**What is expected**
Copy each line in which the string "مالك" occurs.

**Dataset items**
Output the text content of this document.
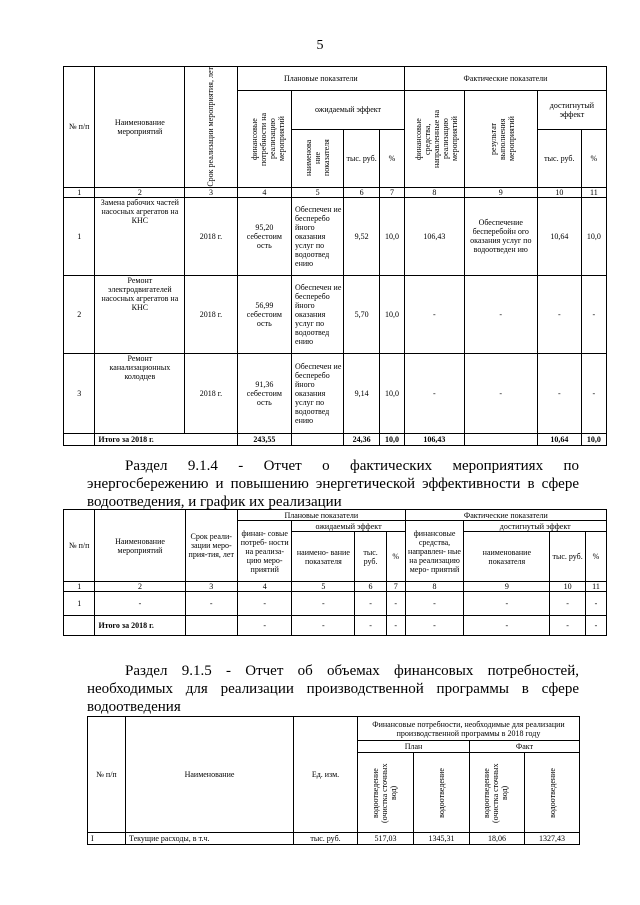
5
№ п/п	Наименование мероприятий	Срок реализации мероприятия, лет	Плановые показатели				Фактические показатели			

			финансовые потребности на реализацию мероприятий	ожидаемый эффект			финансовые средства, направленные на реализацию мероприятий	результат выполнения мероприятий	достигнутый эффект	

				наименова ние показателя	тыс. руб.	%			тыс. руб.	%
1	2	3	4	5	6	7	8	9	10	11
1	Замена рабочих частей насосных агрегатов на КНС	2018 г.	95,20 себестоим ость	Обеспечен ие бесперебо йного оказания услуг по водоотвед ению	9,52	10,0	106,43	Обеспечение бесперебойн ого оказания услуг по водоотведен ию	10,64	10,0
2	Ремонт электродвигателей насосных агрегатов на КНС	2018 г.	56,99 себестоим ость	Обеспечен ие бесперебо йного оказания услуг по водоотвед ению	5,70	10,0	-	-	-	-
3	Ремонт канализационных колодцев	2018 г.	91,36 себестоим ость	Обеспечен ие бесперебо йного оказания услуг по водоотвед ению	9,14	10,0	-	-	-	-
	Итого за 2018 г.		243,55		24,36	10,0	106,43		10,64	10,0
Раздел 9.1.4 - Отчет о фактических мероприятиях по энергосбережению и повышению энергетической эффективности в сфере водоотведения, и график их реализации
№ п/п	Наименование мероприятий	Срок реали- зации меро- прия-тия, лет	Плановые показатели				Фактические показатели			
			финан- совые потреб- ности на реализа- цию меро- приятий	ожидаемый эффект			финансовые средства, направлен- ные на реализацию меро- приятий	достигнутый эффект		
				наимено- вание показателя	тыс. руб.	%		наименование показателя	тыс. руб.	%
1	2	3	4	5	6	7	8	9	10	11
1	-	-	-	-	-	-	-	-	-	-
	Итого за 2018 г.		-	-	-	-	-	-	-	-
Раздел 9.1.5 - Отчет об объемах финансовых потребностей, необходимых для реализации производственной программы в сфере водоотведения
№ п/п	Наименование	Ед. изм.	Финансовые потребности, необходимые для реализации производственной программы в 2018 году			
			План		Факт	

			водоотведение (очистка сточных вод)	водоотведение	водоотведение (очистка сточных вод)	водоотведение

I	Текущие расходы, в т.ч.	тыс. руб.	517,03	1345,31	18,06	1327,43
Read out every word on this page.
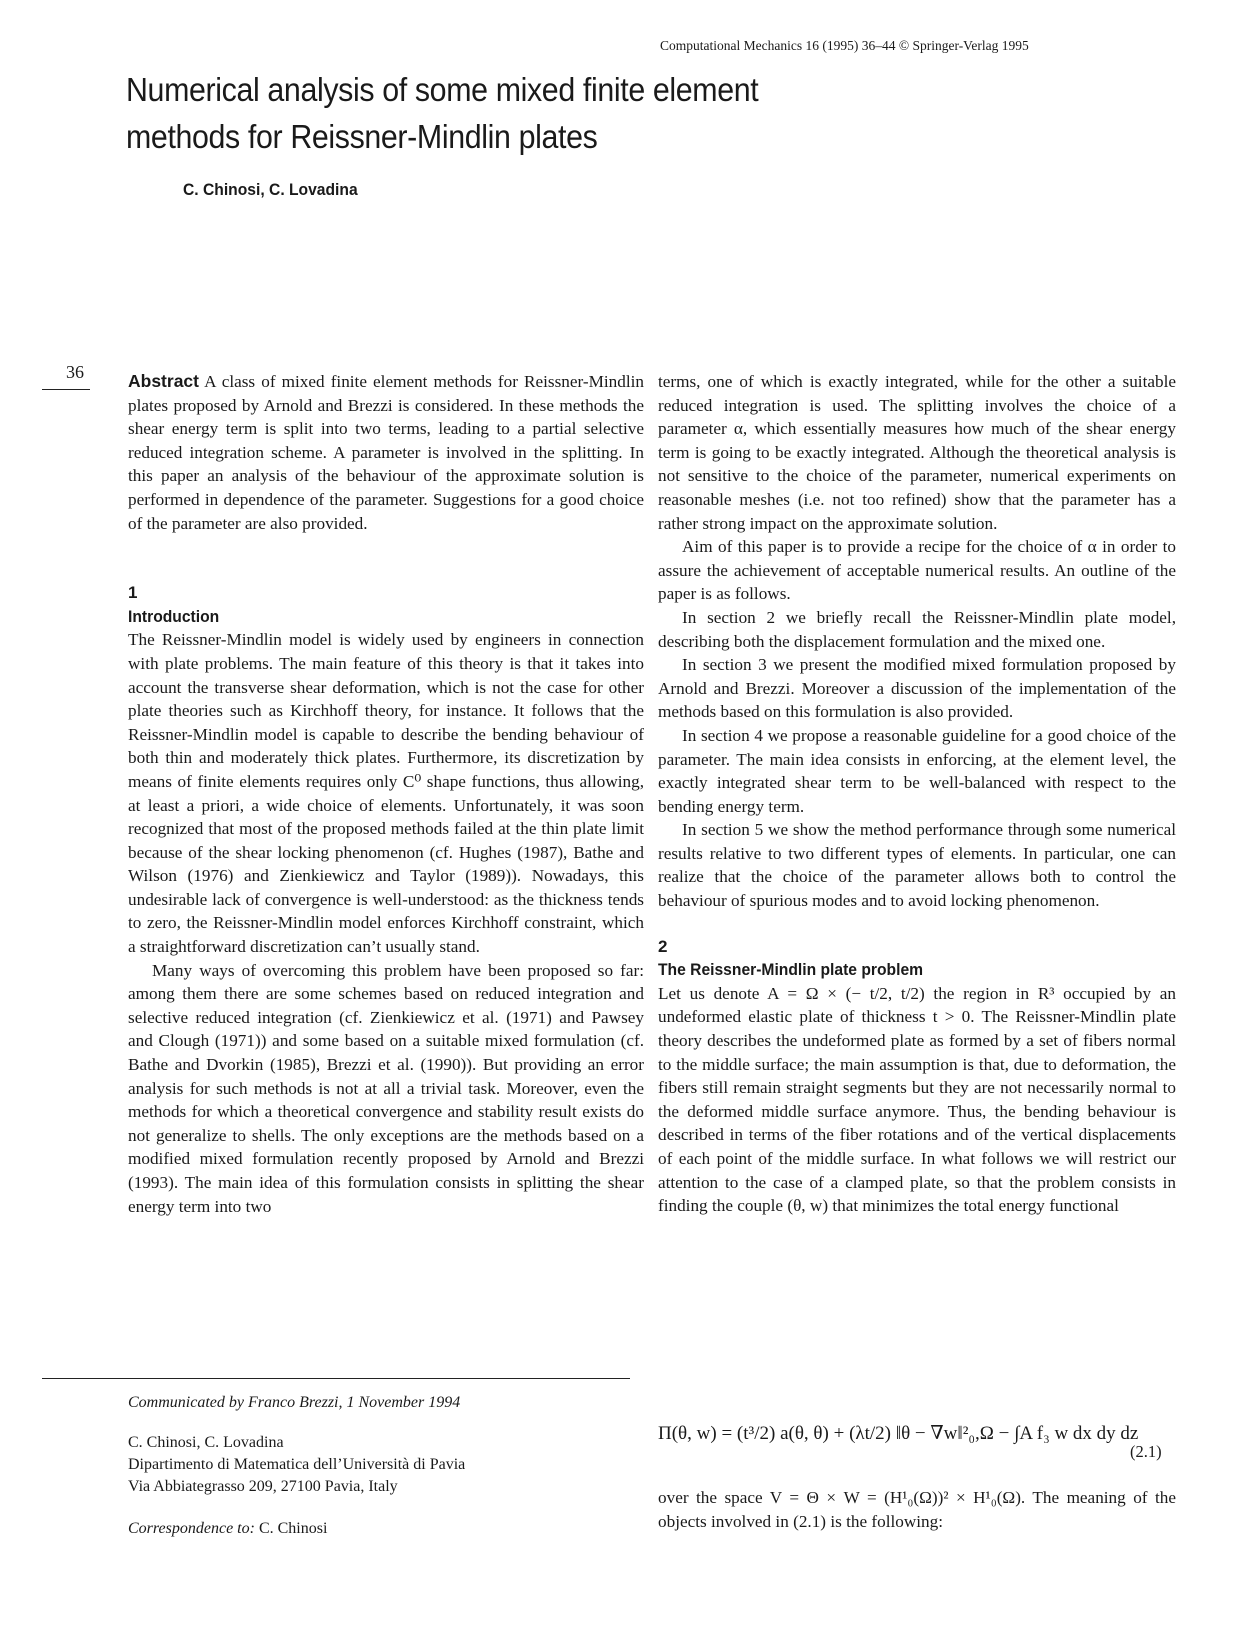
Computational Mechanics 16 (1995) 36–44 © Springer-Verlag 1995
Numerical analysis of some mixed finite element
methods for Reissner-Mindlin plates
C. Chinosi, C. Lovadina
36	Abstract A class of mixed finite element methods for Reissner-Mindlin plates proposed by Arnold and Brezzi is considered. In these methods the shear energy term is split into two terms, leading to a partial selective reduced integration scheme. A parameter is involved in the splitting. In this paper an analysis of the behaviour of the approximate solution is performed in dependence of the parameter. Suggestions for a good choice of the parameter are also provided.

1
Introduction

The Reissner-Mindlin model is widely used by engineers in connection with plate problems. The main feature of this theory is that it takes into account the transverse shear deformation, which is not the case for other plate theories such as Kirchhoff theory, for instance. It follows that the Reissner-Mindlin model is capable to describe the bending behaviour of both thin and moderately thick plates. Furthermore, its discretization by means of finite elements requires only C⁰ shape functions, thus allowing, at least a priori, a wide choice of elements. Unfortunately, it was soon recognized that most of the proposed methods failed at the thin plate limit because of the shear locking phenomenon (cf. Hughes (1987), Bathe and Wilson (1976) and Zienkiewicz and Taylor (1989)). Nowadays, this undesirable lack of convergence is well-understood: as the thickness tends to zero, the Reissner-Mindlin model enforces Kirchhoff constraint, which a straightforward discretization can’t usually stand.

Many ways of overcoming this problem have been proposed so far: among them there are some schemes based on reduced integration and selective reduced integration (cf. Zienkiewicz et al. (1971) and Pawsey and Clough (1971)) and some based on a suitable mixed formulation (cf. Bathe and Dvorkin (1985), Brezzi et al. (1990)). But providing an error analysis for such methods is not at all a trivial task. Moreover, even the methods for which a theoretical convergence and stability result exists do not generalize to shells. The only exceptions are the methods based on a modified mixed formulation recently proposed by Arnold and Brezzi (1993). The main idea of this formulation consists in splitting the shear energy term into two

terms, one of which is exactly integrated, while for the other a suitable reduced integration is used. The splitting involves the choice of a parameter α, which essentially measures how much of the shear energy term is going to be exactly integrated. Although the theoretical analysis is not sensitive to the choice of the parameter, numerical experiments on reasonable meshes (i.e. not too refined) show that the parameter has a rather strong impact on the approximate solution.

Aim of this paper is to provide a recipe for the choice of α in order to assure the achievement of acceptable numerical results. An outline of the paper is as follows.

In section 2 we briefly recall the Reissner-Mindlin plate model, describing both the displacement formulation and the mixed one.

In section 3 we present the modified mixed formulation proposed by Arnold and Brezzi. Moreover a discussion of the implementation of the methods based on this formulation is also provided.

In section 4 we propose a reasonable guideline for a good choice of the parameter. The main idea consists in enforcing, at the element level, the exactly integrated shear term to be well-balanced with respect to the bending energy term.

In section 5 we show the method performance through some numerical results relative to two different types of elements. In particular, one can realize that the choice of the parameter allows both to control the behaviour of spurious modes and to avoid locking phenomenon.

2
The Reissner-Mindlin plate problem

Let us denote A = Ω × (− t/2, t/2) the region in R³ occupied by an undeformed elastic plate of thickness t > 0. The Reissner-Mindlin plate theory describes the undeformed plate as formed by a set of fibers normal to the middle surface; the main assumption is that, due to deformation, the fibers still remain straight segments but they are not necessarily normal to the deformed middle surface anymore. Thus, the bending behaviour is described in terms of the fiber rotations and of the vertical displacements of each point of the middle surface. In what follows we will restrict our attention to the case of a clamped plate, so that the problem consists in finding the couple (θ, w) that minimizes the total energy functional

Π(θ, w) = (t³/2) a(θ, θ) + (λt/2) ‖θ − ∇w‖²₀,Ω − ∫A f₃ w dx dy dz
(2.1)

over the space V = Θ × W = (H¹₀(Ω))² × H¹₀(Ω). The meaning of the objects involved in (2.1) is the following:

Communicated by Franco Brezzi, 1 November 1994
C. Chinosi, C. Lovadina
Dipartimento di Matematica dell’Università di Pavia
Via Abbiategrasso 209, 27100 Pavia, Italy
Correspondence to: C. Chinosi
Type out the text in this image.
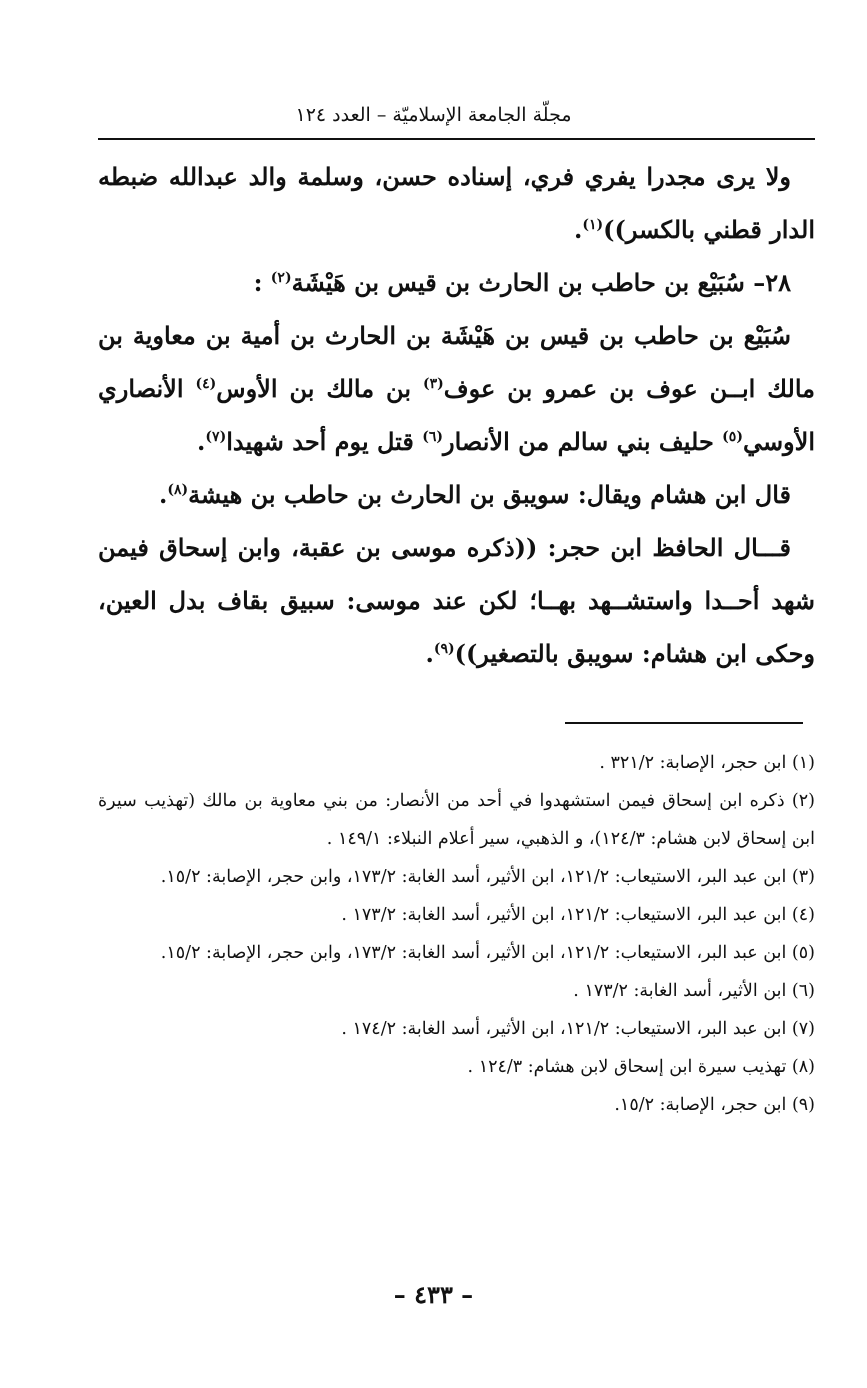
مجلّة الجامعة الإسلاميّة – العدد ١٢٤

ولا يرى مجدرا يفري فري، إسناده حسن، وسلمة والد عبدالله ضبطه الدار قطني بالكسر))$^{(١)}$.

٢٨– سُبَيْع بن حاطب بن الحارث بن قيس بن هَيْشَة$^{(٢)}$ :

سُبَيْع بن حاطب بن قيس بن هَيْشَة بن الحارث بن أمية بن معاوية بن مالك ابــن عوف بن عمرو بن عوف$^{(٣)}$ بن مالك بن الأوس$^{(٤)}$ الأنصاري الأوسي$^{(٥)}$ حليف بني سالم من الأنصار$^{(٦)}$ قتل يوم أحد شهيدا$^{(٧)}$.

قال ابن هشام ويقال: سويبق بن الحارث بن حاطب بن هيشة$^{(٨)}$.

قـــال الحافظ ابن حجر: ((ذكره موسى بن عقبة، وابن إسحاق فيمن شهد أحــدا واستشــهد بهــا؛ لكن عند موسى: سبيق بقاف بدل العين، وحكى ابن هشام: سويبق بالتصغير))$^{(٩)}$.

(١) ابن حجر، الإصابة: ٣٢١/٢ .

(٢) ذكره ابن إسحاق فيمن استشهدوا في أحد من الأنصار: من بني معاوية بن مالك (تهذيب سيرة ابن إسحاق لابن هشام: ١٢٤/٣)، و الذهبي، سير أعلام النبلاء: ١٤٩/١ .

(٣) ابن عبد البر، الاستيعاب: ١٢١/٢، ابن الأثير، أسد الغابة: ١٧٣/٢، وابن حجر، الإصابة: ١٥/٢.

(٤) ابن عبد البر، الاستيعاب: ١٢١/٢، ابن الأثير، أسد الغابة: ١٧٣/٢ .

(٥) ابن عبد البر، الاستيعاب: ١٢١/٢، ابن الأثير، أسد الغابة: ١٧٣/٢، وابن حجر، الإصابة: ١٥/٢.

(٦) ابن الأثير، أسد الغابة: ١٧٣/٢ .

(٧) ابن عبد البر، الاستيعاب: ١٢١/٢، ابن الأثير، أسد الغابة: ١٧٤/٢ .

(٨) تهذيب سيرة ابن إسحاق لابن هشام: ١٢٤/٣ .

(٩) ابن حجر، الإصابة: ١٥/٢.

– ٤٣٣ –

**Final answer**
سُبَيْع بن حاطب بن قيس بن هَيْشَة بن الحارث بن أمية بن معاوية بن مالك ابــن عوف بن عمرو بن عوف$^{(٣)}$ بن مالك بن الأوس$^{(٤)}$ الأنصاري الأوسي$^{(٥)}$ حليف بني سالم من الأنصار$^{(٦)}$ قتل يوم أحد شهيدا$^{(٧)}$.
(٢) ذكره ابن إسحاق فيمن استشهدوا في أحد من الأنصار: من بني معاوية بن مالك (تهذيب سيرة ابن إسحاق لابن هشام: ١٢٤/٣)، و الذهبي، سير أعلام النبلاء: ١٤٩/١ .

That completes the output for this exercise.